* _WORK TO COMPLETE_: Reproduce every line of the following items verbatim, keeping each character and line break unchanged.
[start]
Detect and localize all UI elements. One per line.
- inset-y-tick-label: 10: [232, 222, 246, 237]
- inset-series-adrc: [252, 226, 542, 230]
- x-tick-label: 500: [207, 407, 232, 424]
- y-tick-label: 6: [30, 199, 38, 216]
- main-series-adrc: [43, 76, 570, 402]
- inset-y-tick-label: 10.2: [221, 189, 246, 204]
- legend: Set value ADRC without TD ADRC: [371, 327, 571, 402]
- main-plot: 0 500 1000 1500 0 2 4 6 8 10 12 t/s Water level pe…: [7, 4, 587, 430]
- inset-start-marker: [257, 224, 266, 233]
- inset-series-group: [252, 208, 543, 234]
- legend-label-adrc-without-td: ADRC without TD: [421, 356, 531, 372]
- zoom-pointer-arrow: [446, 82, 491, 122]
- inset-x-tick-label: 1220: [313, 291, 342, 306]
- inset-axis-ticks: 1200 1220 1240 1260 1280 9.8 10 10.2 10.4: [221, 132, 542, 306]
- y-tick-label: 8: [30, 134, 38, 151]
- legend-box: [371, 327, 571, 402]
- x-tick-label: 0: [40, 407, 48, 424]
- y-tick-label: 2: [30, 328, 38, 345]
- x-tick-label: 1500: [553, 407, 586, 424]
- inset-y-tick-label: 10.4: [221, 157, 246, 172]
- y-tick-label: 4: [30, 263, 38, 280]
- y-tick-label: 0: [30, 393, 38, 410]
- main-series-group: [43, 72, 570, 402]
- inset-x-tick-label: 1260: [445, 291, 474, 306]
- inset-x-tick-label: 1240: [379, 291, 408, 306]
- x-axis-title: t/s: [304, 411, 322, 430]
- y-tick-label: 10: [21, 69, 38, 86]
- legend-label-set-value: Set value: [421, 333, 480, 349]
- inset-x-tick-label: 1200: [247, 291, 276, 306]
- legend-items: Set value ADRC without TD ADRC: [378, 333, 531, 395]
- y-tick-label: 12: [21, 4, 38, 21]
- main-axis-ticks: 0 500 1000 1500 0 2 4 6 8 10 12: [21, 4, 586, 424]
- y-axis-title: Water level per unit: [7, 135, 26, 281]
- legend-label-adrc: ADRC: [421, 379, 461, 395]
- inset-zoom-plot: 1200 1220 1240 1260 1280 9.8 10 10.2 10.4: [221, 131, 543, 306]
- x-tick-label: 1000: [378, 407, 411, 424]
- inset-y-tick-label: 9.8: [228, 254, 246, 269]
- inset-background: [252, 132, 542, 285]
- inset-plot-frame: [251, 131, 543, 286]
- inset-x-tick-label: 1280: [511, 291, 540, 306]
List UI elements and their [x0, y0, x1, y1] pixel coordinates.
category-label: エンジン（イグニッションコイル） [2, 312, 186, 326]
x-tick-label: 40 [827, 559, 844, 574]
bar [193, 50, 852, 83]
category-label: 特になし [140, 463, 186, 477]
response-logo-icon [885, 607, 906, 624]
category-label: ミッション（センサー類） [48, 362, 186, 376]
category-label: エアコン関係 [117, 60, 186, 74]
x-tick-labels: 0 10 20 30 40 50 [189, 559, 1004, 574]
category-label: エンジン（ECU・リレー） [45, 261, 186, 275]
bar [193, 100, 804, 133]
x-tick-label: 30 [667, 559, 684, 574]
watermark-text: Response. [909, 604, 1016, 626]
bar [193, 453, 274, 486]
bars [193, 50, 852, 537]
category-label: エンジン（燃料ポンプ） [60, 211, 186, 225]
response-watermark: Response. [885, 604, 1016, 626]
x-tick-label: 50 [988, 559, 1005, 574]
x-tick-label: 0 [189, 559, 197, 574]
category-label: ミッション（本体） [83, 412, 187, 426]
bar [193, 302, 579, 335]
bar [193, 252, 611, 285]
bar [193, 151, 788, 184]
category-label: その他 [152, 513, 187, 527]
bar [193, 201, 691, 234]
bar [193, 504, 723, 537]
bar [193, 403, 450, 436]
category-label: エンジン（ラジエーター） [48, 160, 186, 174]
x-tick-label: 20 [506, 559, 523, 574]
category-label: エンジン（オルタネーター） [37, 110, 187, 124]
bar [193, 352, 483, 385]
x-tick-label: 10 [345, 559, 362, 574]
[end]
* _REPLY_:
Detect and localize all UI elements. One per line.
- inset-y-tick-label: 10: [232, 222, 246, 237]
- inset-series-adrc: [252, 226, 542, 230]
- x-tick-label: 500: [207, 407, 232, 424]
- y-tick-label: 6: [30, 199, 38, 216]
- main-series-adrc: [43, 76, 570, 402]
- inset-y-tick-label: 10.2: [221, 189, 246, 204]
- legend: Set value ADRC without TD ADRC: [371, 327, 571, 402]
- main-plot: 0 500 1000 1500 0 2 4 6 8 10 12 t/s Water level pe…: [7, 4, 587, 430]
- inset-start-marker: [257, 224, 266, 233]
- inset-series-group: [252, 208, 543, 234]
- legend-label-adrc-without-td: ADRC without TD: [421, 356, 531, 372]
- zoom-pointer-arrow: [446, 82, 491, 122]
- inset-x-tick-label: 1220: [313, 291, 342, 306]
- inset-axis-ticks: 1200 1220 1240 1260 1280 9.8 10 10.2 10.4: [221, 132, 542, 306]
- y-tick-label: 8: [30, 134, 38, 151]
- legend-box: [371, 327, 571, 402]
- x-tick-label: 0: [40, 407, 48, 424]
- y-tick-label: 2: [30, 328, 38, 345]
- x-tick-label: 1500: [553, 407, 586, 424]
- inset-y-tick-label: 10.4: [221, 157, 246, 172]
- y-tick-label: 4: [30, 263, 38, 280]
- y-tick-label: 0: [30, 393, 38, 410]
- main-series-group: [43, 72, 570, 402]
- inset-x-tick-label: 1260: [445, 291, 474, 306]
- inset-x-tick-label: 1240: [379, 291, 408, 306]
- x-axis-title: t/s: [304, 411, 322, 430]
- y-tick-label: 10: [21, 69, 38, 86]
- legend-label-set-value: Set value: [421, 333, 480, 349]
- inset-x-tick-label: 1200: [247, 291, 276, 306]
- legend-items: Set value ADRC without TD ADRC: [378, 333, 531, 395]
- y-tick-label: 12: [21, 4, 38, 21]
- main-axis-ticks: 0 500 1000 1500 0 2 4 6 8 10 12: [21, 4, 586, 424]
- y-axis-title: Water level per unit: [7, 135, 26, 281]
- legend-label-adrc: ADRC: [421, 379, 461, 395]
- inset-zoom-plot: 1200 1220 1240 1260 1280 9.8 10 10.2 10.4: [221, 131, 543, 306]
- x-tick-label: 1000: [378, 407, 411, 424]
- inset-y-tick-label: 9.8: [228, 254, 246, 269]
- inset-background: [252, 132, 542, 285]
- inset-plot-frame: [251, 131, 543, 286]
- inset-x-tick-label: 1280: [511, 291, 540, 306]
List UI elements and their [x0, y0, x1, y1] pixel coordinates.
category-label: エンジン（イグニッションコイル） [2, 312, 186, 326]
x-tick-label: 40 [827, 559, 844, 574]
bar [193, 50, 852, 83]
category-label: 特になし [140, 463, 186, 477]
response-logo-icon [885, 607, 906, 624]
category-label: ミッション（センサー類） [48, 362, 186, 376]
category-label: エアコン関係 [117, 60, 186, 74]
x-tick-labels: 0 10 20 30 40 50 [189, 559, 1004, 574]
category-label: エンジン（ECU・リレー） [45, 261, 186, 275]
bar [193, 100, 804, 133]
x-tick-label: 30 [667, 559, 684, 574]
watermark-text: Response. [909, 604, 1016, 626]
bar [193, 453, 274, 486]
bars [193, 50, 852, 537]
category-label: エンジン（燃料ポンプ） [60, 211, 186, 225]
response-watermark: Response. [885, 604, 1016, 626]
x-tick-label: 50 [988, 559, 1005, 574]
x-tick-label: 0 [189, 559, 197, 574]
category-label: ミッション（本体） [83, 412, 187, 426]
bar [193, 302, 579, 335]
bar [193, 252, 611, 285]
bar [193, 151, 788, 184]
category-label: その他 [152, 513, 187, 527]
bar [193, 201, 691, 234]
bar [193, 504, 723, 537]
bar [193, 403, 450, 436]
category-label: エンジン（ラジエーター） [48, 160, 186, 174]
x-tick-label: 20 [506, 559, 523, 574]
category-label: エンジン（オルタネーター） [37, 110, 187, 124]
bar [193, 352, 483, 385]
x-tick-label: 10 [345, 559, 362, 574]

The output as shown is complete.